Extract every line that contains the word "value".

-- start of Information given --

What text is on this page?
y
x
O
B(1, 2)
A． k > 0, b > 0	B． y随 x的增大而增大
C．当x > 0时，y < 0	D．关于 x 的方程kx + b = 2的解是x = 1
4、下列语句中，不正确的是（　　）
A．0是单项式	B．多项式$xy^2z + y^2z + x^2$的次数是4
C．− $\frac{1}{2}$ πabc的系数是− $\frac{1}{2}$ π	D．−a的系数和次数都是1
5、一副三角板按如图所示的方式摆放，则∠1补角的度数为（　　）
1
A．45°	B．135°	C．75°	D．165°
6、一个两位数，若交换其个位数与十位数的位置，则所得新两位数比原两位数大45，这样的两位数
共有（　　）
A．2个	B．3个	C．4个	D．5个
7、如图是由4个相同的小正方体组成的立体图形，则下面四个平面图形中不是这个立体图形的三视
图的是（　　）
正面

-- end of Information given --
-- start of Information given --

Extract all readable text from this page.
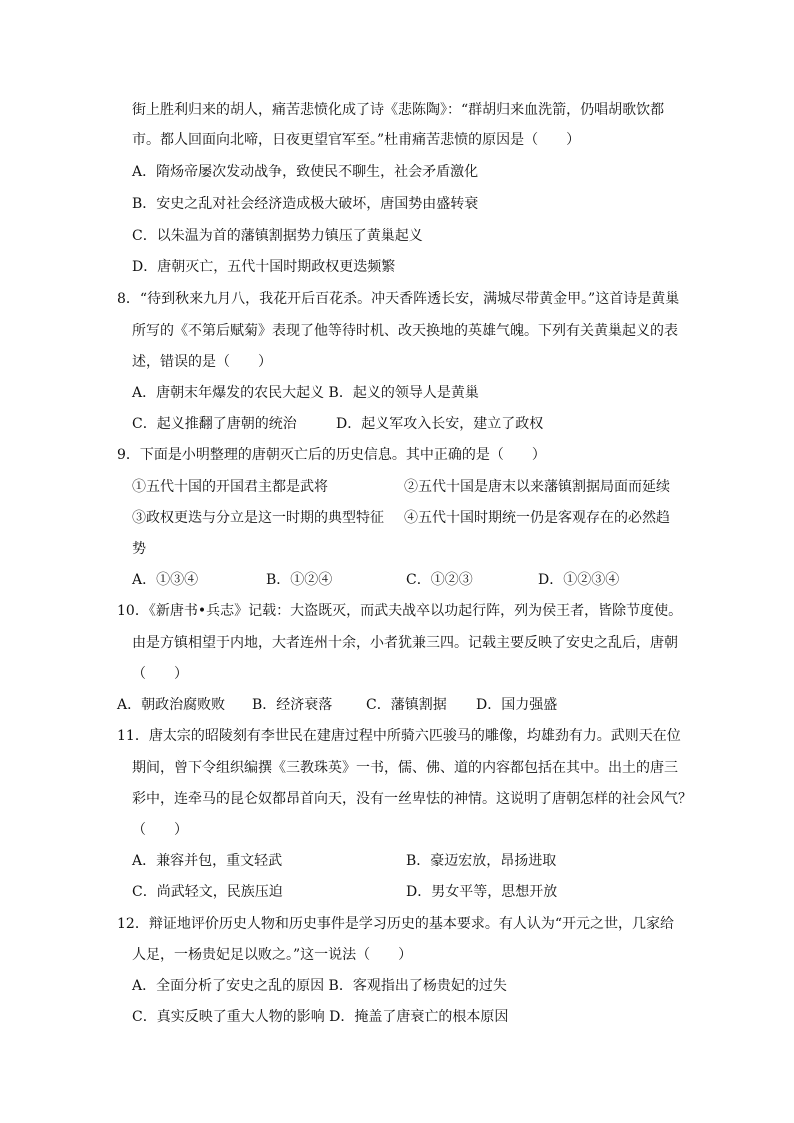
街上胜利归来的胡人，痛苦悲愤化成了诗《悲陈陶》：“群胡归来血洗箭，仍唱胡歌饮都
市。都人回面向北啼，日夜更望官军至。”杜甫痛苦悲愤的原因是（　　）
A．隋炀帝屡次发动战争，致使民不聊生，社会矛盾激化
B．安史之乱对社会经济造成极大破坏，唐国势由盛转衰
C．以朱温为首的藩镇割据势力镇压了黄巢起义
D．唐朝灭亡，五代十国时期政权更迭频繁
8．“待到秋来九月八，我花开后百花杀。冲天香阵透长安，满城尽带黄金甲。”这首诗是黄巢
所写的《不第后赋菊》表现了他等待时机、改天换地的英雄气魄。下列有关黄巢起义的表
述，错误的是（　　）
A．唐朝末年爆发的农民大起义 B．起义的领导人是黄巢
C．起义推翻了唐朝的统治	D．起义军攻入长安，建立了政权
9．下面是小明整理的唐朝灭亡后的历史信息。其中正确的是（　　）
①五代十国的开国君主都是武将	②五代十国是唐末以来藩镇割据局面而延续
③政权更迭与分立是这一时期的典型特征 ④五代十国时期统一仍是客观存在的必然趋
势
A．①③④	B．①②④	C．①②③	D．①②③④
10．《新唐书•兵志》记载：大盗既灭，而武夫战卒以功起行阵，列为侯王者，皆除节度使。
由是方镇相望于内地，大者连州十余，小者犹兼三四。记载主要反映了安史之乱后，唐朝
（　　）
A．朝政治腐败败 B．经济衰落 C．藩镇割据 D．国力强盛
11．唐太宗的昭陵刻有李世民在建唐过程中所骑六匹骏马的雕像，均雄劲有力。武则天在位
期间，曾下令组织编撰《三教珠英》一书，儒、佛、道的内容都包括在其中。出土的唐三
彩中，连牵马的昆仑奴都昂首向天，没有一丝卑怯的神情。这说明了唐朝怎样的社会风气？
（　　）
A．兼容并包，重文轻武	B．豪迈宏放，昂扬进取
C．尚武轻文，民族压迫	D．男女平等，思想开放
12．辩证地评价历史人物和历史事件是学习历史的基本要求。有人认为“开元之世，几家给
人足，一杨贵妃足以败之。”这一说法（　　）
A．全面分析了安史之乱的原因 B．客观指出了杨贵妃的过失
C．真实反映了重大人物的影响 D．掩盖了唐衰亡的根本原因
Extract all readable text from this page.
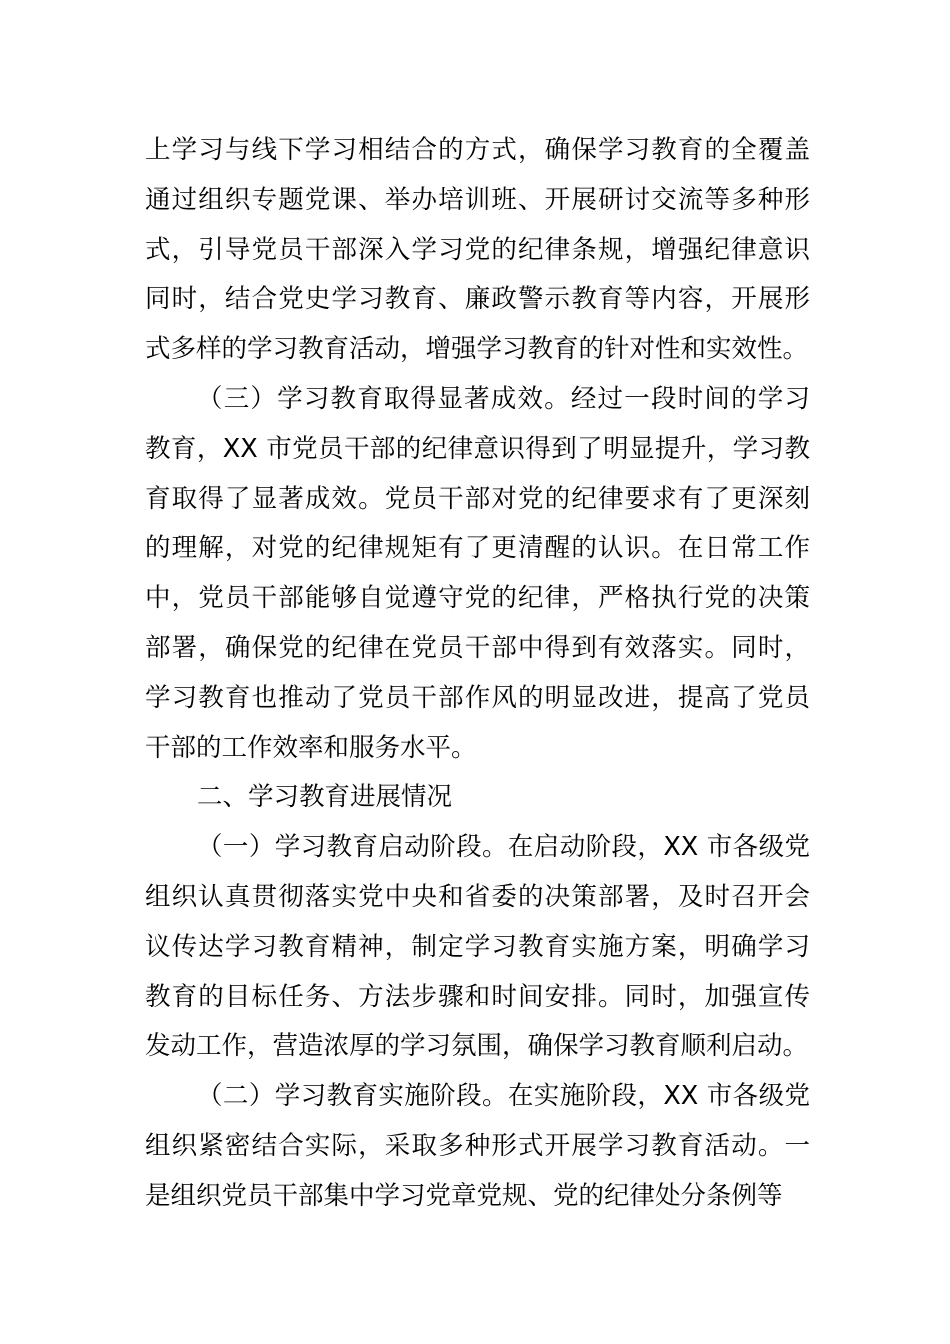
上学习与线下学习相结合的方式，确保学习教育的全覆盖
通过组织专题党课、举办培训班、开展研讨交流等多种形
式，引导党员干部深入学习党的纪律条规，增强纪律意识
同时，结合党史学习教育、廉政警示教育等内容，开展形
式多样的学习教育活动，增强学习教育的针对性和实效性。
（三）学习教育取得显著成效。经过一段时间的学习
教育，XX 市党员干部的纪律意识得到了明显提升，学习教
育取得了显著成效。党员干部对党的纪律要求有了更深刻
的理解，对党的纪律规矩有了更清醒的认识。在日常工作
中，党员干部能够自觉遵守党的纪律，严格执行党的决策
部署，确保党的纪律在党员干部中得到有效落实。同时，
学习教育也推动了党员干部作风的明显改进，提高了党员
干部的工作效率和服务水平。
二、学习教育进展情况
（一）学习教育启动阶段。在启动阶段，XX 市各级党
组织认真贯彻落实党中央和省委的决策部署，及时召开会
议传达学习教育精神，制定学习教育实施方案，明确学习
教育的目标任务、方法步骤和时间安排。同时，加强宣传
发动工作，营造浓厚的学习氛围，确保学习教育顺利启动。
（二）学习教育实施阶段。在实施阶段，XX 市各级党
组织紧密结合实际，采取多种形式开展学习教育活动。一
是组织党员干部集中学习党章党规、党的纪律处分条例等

-- end of Information given --
-- start of Information given --

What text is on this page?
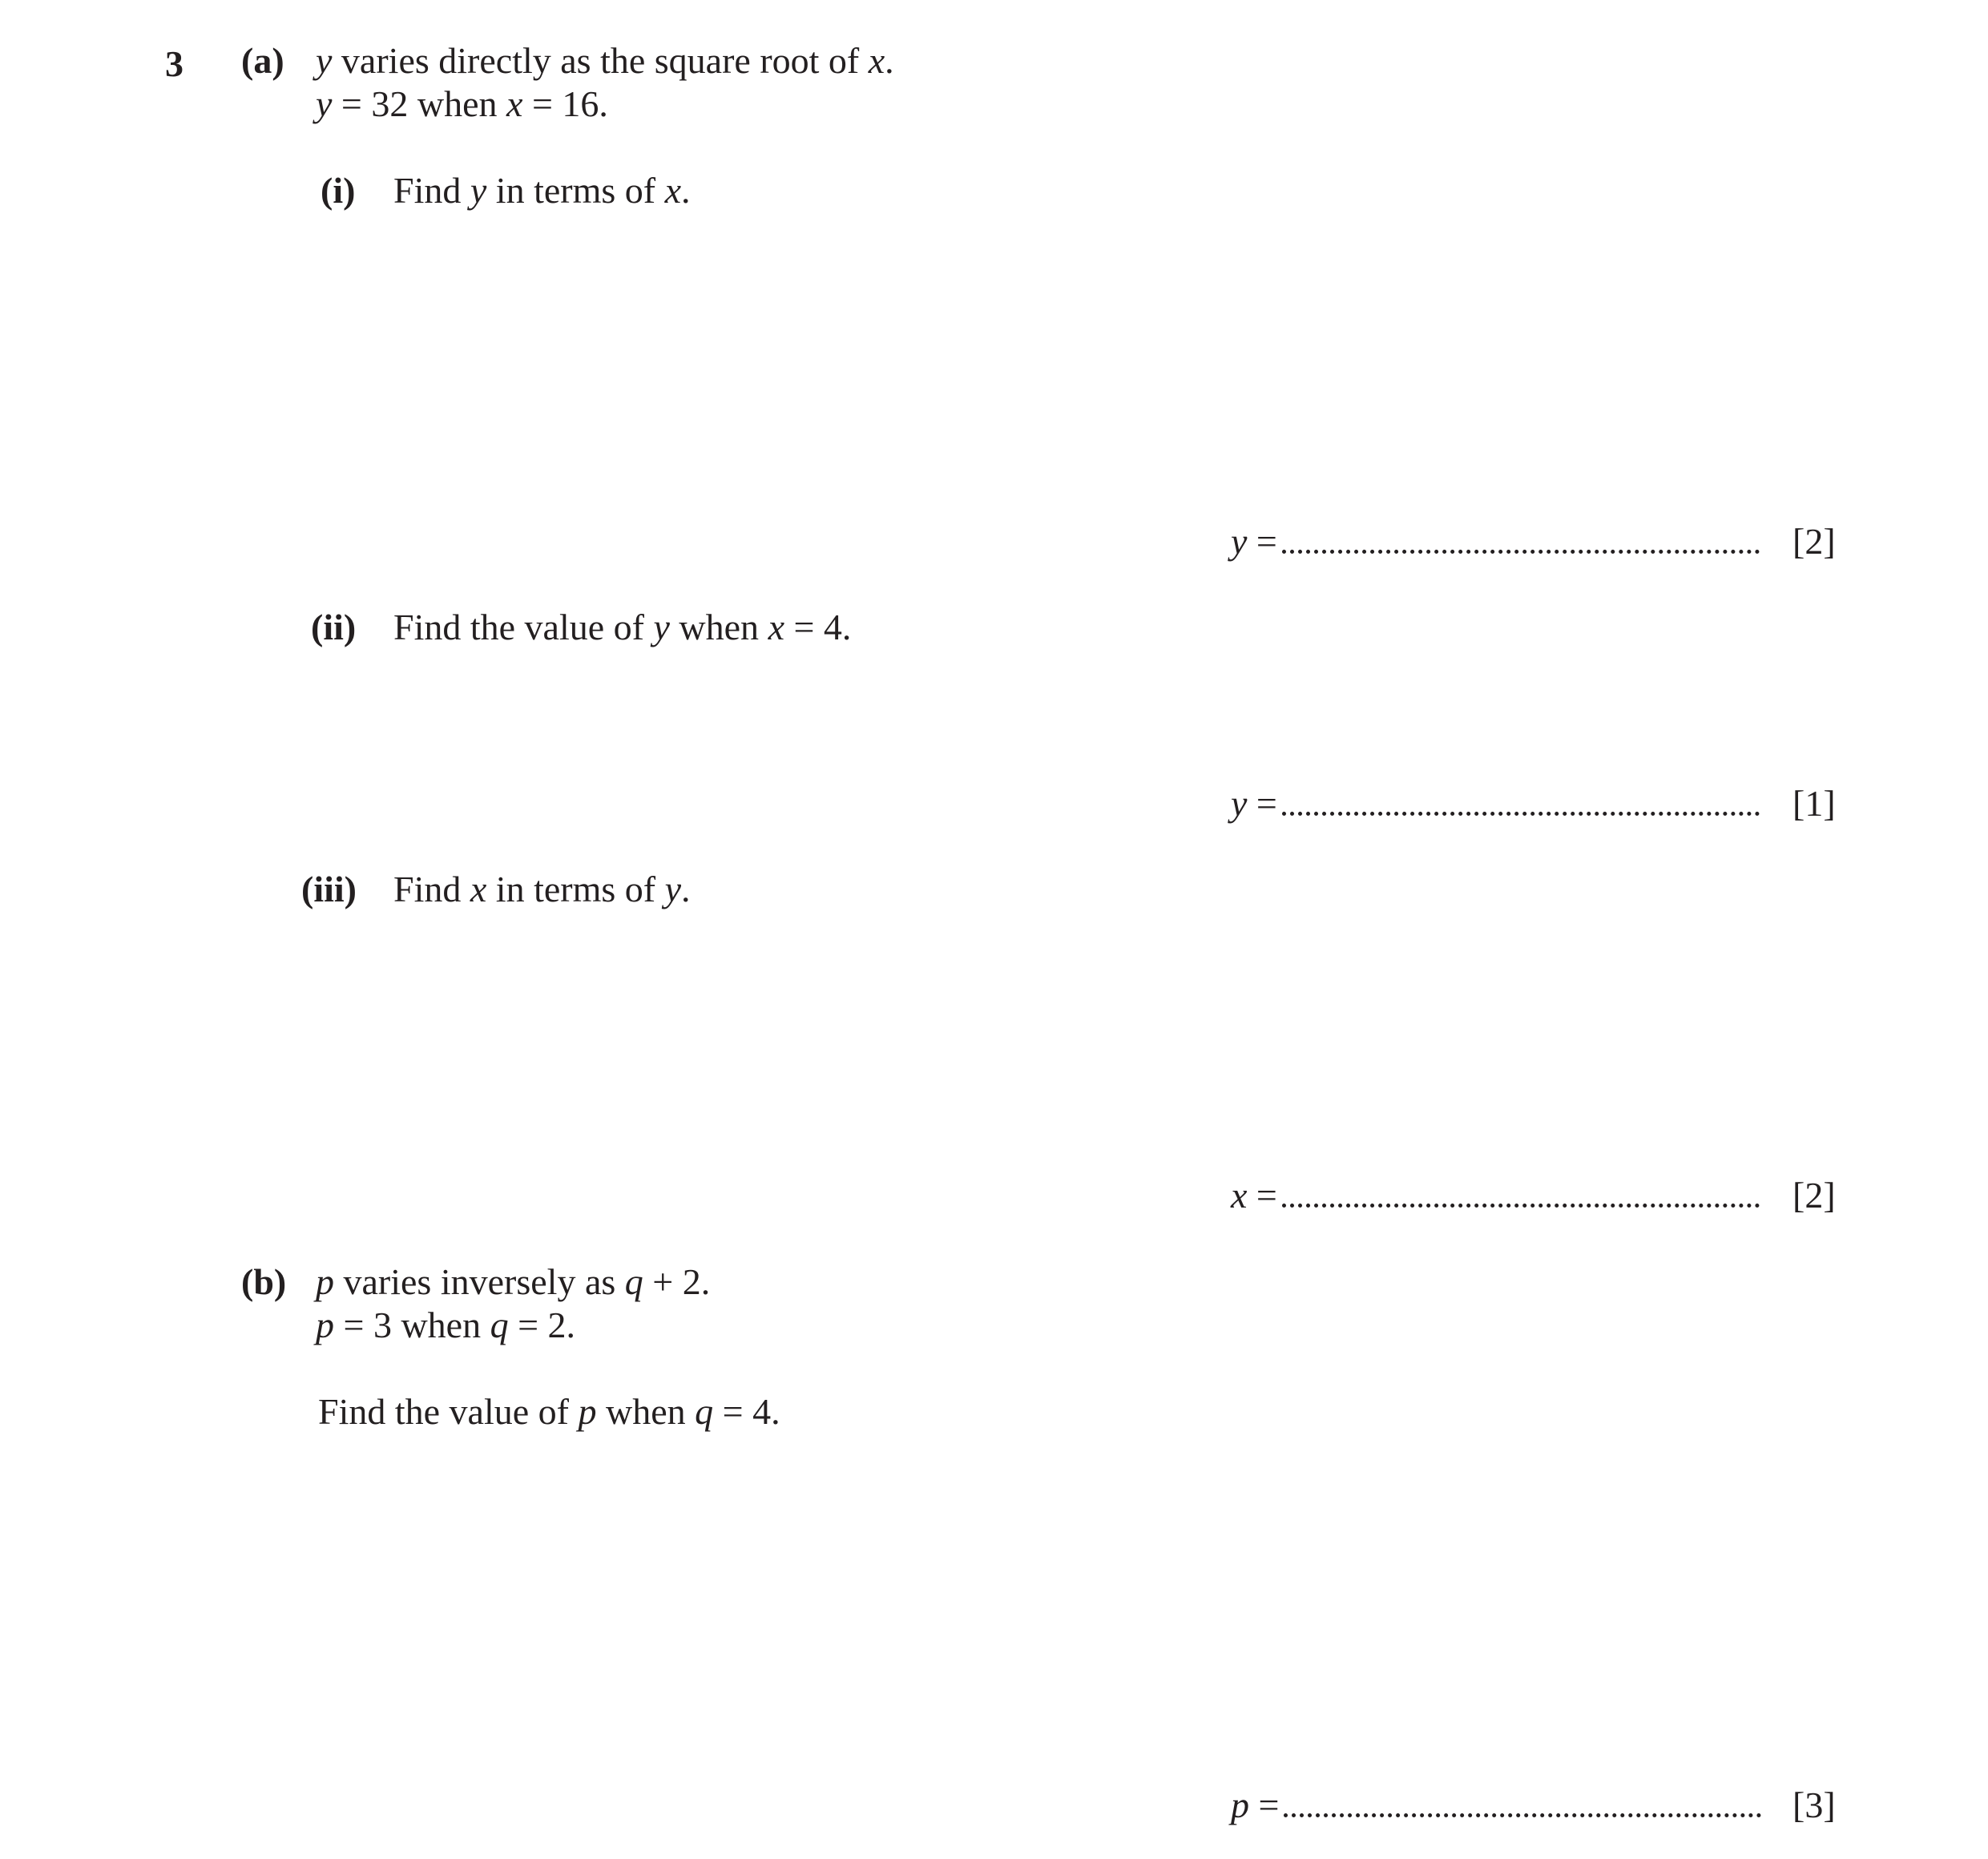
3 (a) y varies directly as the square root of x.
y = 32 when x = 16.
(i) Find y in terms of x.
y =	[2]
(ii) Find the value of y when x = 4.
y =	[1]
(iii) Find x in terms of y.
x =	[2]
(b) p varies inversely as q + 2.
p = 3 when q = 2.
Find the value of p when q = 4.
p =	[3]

-- end of Information given --

*Answer:*
(ii) Find the value of y when x = 4.
Find the value of p when q = 4.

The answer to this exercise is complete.